- To be done -
Look over the lines below. Report each one that includes the string "preset".

[Saved data entries]

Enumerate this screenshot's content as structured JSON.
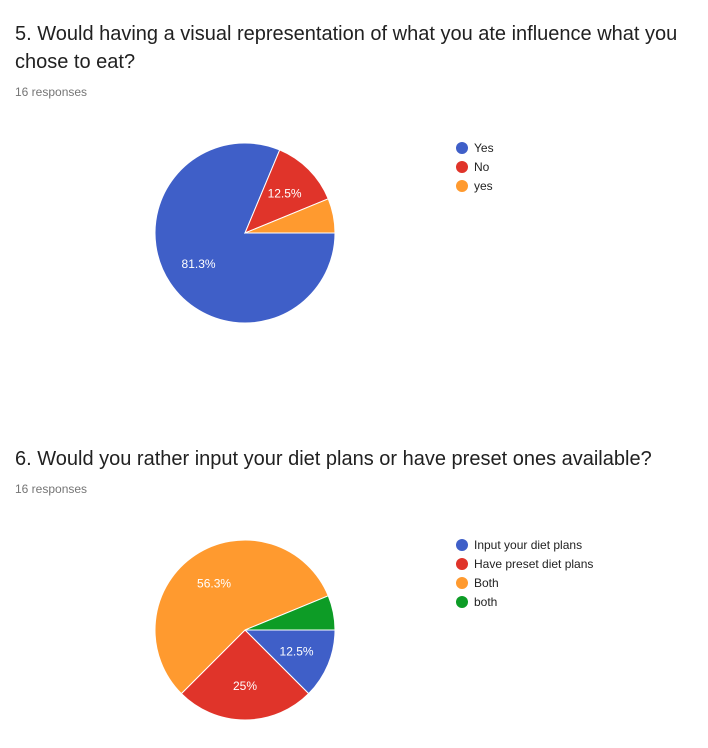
{
  "chart_data": [
    {
      "type": "pie",
      "title": "5. Would having a visual representation of what you ate influence what you chose to eat?",
      "subtitle": "16 responses",
      "categories": [
        "Yes",
        "No",
        "yes"
      ],
      "values": [
        81.3,
        12.5,
        6.2
      ],
      "colors": [
        "#3F5FC8",
        "#E0342A",
        "#FF9A2F"
      ],
      "data_labels": [
        "81.3%",
        "12.5%",
        ""
      ],
      "legend_position": "right"
    },
    {
      "type": "pie",
      "title": "6. Would you rather input your diet plans or have preset ones available?",
      "subtitle": "16 responses",
      "categories": [
        "Input your diet plans",
        "Have preset diet plans",
        "Both",
        "both"
      ],
      "values": [
        12.5,
        25,
        56.3,
        6.2
      ],
      "colors": [
        "#3F5FC8",
        "#E0342A",
        "#FF9A2F",
        "#0D9C26"
      ],
      "data_labels": [
        "12.5%",
        "25%",
        "56.3%",
        ""
      ],
      "legend_position": "right"
    }
  ]
}
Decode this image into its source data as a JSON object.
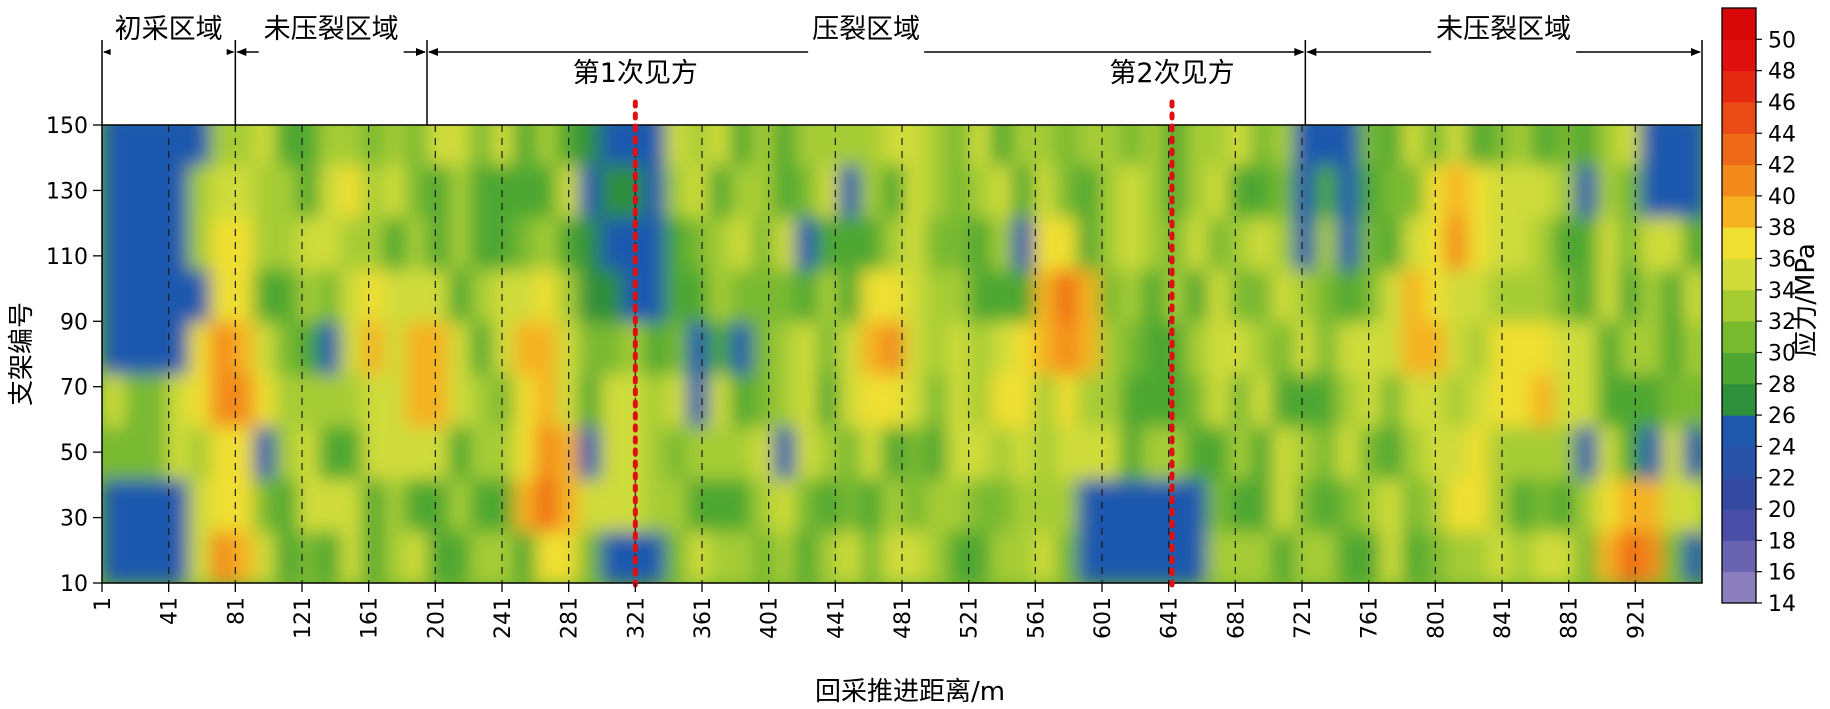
{
  "chart_data": {
    "type": "heatmap",
    "xlabel": "回采推进距离/m",
    "ylabel": "支架编号",
    "xlim": [
      1,
      961
    ],
    "ylim": [
      10,
      150
    ],
    "x_ticks": [
      1,
      41,
      81,
      121,
      161,
      201,
      241,
      281,
      321,
      361,
      401,
      441,
      481,
      521,
      561,
      601,
      641,
      681,
      721,
      761,
      801,
      841,
      881,
      921
    ],
    "y_ticks": [
      10,
      30,
      50,
      70,
      90,
      110,
      130,
      150
    ],
    "colorbar": {
      "label": "应力/MPa",
      "ticks": [
        14,
        16,
        18,
        20,
        22,
        24,
        26,
        28,
        30,
        32,
        34,
        36,
        38,
        40,
        42,
        44,
        46,
        48,
        50
      ],
      "range": [
        14,
        52
      ],
      "colors": [
        "#8b7fbd",
        "#6a63b0",
        "#4a4ea6",
        "#334aa0",
        "#2952a8",
        "#1f58ad",
        "#2f8f3a",
        "#4ea733",
        "#79b930",
        "#a6cc34",
        "#cfdc3a",
        "#efdf31",
        "#f5b222",
        "#f38a1c",
        "#ef6a18",
        "#ea4a15",
        "#e52a12",
        "#e01010",
        "#d80808"
      ]
    },
    "regions": [
      {
        "label": "初采区域",
        "x_start": 1,
        "x_end": 81
      },
      {
        "label": "未压裂区域",
        "x_start": 81,
        "x_end": 196
      },
      {
        "label": "压裂区域",
        "x_start": 196,
        "x_end": 723
      },
      {
        "label": "未压裂区域",
        "x_start": 723,
        "x_end": 961
      }
    ],
    "events": [
      {
        "label": "第1次见方",
        "x": 321
      },
      {
        "label": "第2次见方",
        "x": 643
      }
    ],
    "hotspots": [
      {
        "x": 77,
        "y": 72,
        "value": 44
      },
      {
        "x": 77,
        "y": 20,
        "value": 42
      },
      {
        "x": 79,
        "y": 118,
        "value": 40
      },
      {
        "x": 270,
        "y": 40,
        "value": 44
      },
      {
        "x": 262,
        "y": 78,
        "value": 42
      },
      {
        "x": 195,
        "y": 72,
        "value": 42
      },
      {
        "x": 162,
        "y": 85,
        "value": 40
      },
      {
        "x": 147,
        "y": 130,
        "value": 38
      },
      {
        "x": 470,
        "y": 82,
        "value": 42
      },
      {
        "x": 578,
        "y": 92,
        "value": 44
      },
      {
        "x": 548,
        "y": 70,
        "value": 40
      },
      {
        "x": 792,
        "y": 88,
        "value": 42
      },
      {
        "x": 812,
        "y": 120,
        "value": 42
      },
      {
        "x": 921,
        "y": 20,
        "value": 44
      },
      {
        "x": 866,
        "y": 72,
        "value": 40
      },
      {
        "x": 846,
        "y": 72,
        "value": 40
      },
      {
        "x": 822,
        "y": 40,
        "value": 40
      }
    ]
  }
}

- Task solution -
      "title": "6. Would you rather input your diet plans or have preset ones available?",
        "Have preset diet plans",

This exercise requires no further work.